--- PARTIES DE L'EXERCICE ---
• A. D'après l'article sur la formation du gouvernement Essid, envers qui le président avait-il un engagement moral ?
• B. Reprenez l'article sur la formation du gouvernement Essid là où il s'arrête et rédigez-en la suite.

--- DOCUMENT SOURCE ---

──────────

Ennahdha s'exclut de lui-même du gouvernement
Avec les péripéties de la formation du gouvernement Essid, nous venons d'assister à un numéro de virtuosité politique de la part du nouveau pouvoir en place. Elle porte indubitablement l'empreinte du président de la République qui marque ainsi un point face à l'autre gourou de la politique qu'est M. Ghannouchi dans la compétition feutrée qui les oppose depuis le fameux été parisien.
En effet, là où l'on a crié à l'amateurisme en politique, il fallait voir un art consommé de la simulation et de la dissimulation.
On avait affaire à une sorte de quadrature du cercle politique entre l'exigence d'Ennahdha d'être au gouvernement et l'opposition farouche de la base du parti du président outre l’envie intime de M. Essebsi. Mais il y avait un engagement moral de sa part envers son adversaire partenaire, M. Ghannouchi, depuis qu’il s'est mouillé en quelque sorte pour lui lors de la présidentielle.
Aussi, le président a su manœuvrer de main de maître, quitte à faire paraître M. Essid en novice en politique, afin d’amener Ennahdha à se retrouver face à un choix cornélien : où il accepte de soutenir le gouvernement proposé ou il s'exclut de lui-même du gouvernement.
En présentant une équipe quelconque, surprenant plus d’un, M. Essid a joué à la perfection la partition de haute volée de M. Caïd Essebsi, réussissant à mettre la balle dans le camp islamiste sommé en quelque sorte de se plier aux conditions de la présidence. Ennahdha se devait d’accepter ce gouvernement où il était quand même indirectement représenté et l'assurer de son soutien ou il s’en excluait de lui-même.
Trop malin, M. Essebsi savait que le parti de M. Ghannouchi n'accepterait pas de se plier à ses conditions; aussi on peut, sans trop risquer de se tromper, dire que l'équipe présentée par M. Essid n'était pas appelée à gouverner, mais avait pour mission de juste tester la partie adverse, la pousser à la faute. Car sans comprendre physiquement Ennahdha, celle-ci en faisait partie, mais a minima.

──────────

--- DONNÉES FOURNIES ---
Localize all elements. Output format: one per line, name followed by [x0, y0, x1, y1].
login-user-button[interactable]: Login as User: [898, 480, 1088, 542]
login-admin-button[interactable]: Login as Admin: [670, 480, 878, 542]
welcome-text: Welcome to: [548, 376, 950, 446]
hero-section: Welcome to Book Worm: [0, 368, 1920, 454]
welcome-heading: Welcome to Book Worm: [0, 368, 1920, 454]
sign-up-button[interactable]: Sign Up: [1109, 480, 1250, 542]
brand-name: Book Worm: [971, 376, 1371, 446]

──────────

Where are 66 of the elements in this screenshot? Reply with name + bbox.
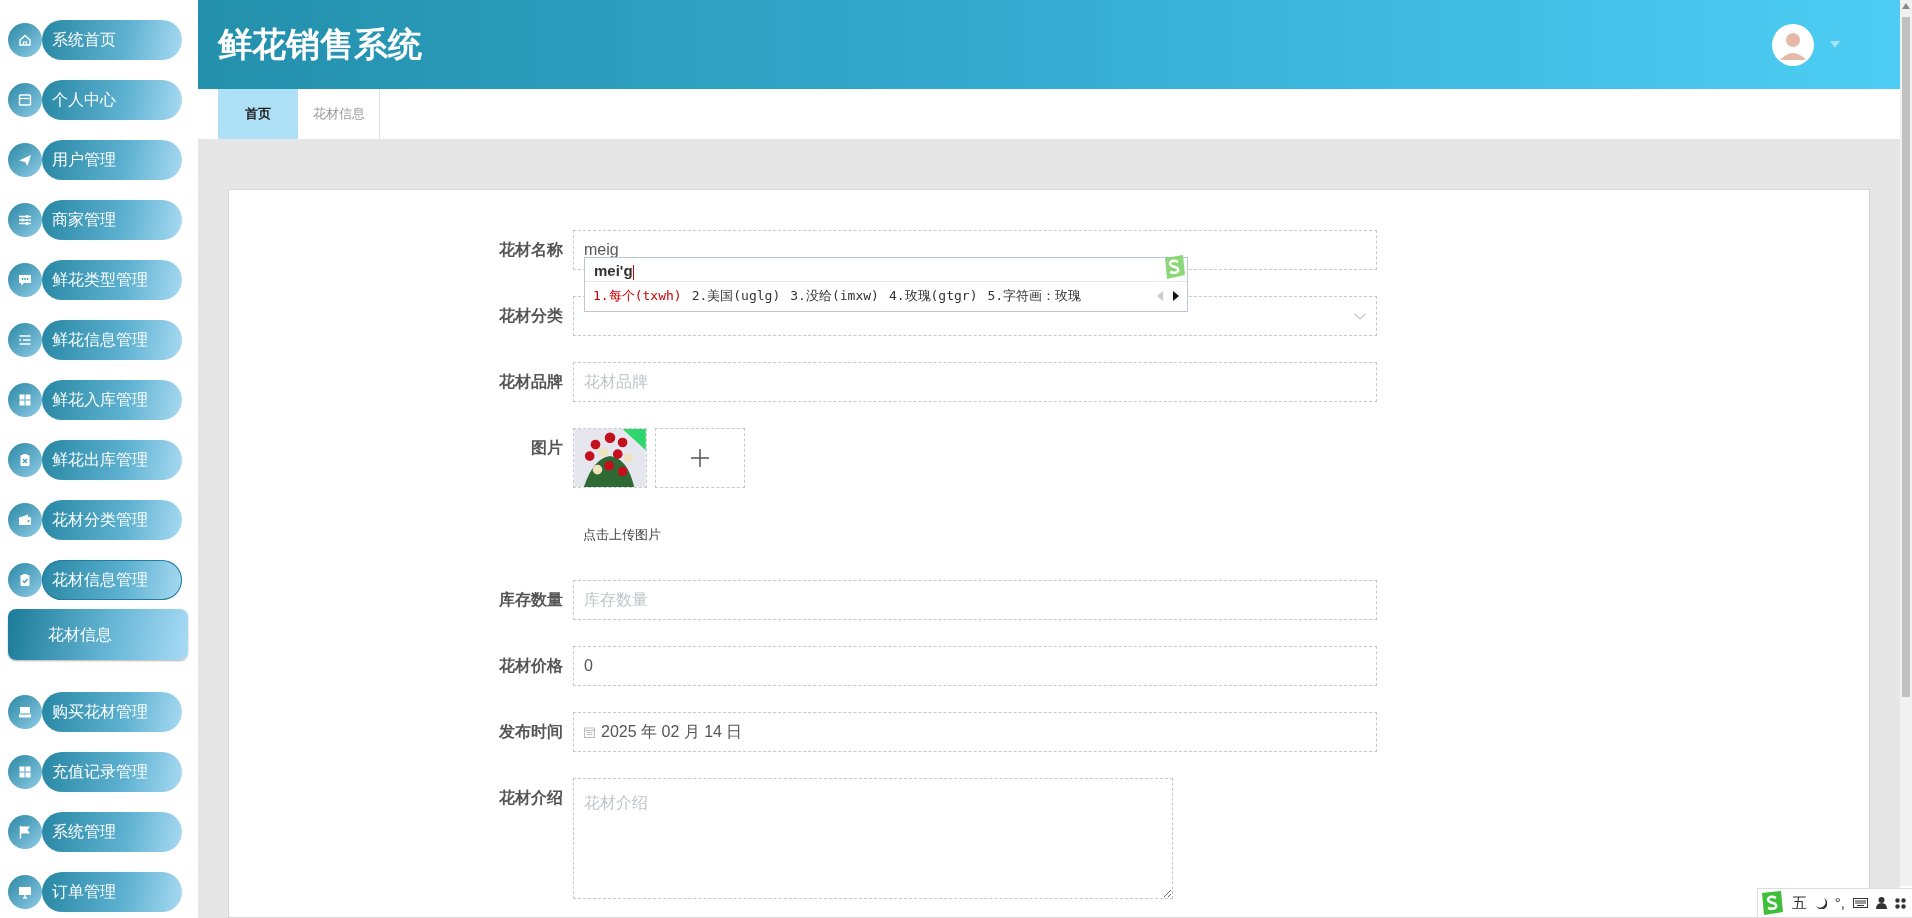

──────────

--- RÉPONSES PAR CONSIGNE ---
• A. Envers M. Ghannouchi, son adversaire partenaire.

• B.
C'est ce qu'a bien compris M. Mourou qui a relativisé le refus des siens en assurant que son groupe parlementaire pouvait être amené à voter la confiance s’il venait à être convaincu par le programme du gouvernement une fois présenté. Mais c'était trop tard, le piège s'étant déjà fermé sur Ennadhda par la position officielle de son conseil de la Choura.
Et M. Ghannouchi ne pouvait s’extirper du piège, malgré son talent manœuvrier, car les choses se sont allées alors trop vite, comme prévu, dirions-nous presque.
C'est donc un sacré boulet dont se débarrasse le président de la République dont il y a tout lieu de penser qu'il a été le véritable architecte du faux premier cabinet de M. Essid. L’équipe présentée il y a quelques jours n’aurait été ainsi qu’une sorte de ballon d'essai qui a fini par remplir sa fonction d’amener Ennahdha à s'exclure de lui-même, dédouanant de la sorte M. Essebsi.
Le gouvernement de M. Essid, le vrai cette fois-ci ne comprendra donc pas Ennahdha; et c'est elle qui l'aura cherché. Bravo l'artiste !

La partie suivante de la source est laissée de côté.